Recorded information ->
----------

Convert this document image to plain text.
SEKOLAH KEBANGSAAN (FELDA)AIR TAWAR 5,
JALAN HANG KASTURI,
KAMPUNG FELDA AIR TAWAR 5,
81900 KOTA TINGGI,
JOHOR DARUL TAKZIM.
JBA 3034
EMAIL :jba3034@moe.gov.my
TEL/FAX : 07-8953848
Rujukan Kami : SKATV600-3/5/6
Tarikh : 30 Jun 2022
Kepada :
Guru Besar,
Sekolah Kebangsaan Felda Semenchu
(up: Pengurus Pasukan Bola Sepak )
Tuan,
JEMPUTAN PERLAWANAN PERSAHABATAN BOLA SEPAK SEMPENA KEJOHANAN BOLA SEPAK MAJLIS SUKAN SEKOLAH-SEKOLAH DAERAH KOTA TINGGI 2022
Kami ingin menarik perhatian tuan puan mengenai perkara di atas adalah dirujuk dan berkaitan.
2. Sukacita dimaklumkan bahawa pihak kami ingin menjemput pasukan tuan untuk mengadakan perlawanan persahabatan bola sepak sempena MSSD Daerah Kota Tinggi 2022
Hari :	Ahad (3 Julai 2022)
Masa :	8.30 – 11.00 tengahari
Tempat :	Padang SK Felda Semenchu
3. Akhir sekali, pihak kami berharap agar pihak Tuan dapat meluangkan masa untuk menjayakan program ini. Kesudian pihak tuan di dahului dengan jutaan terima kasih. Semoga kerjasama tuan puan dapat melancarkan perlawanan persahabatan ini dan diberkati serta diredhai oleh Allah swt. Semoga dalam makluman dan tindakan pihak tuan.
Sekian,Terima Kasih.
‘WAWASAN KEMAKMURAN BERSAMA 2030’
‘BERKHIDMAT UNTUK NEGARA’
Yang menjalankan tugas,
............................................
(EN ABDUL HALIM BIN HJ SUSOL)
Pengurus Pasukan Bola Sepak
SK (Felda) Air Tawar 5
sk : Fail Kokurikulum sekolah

----------

Given instruction -> Copy each line that contains the word "puan".

Task response ->
Kami ingin menarik perhatian tuan puan mengenai perkara di atas adalah dirujuk dan berkaitan.
3. Akhir sekali, pihak kami berharap agar pihak Tuan dapat meluangkan masa untuk menjayakan program ini. Kesudian pihak tuan di dahului dengan jutaan terima kasih. Semoga kerjasama tuan puan dapat melancarkan perlawanan persahabatan ini dan diberkati serta diredhai oleh Allah swt. Semoga dalam makluman dan tindakan pihak tuan.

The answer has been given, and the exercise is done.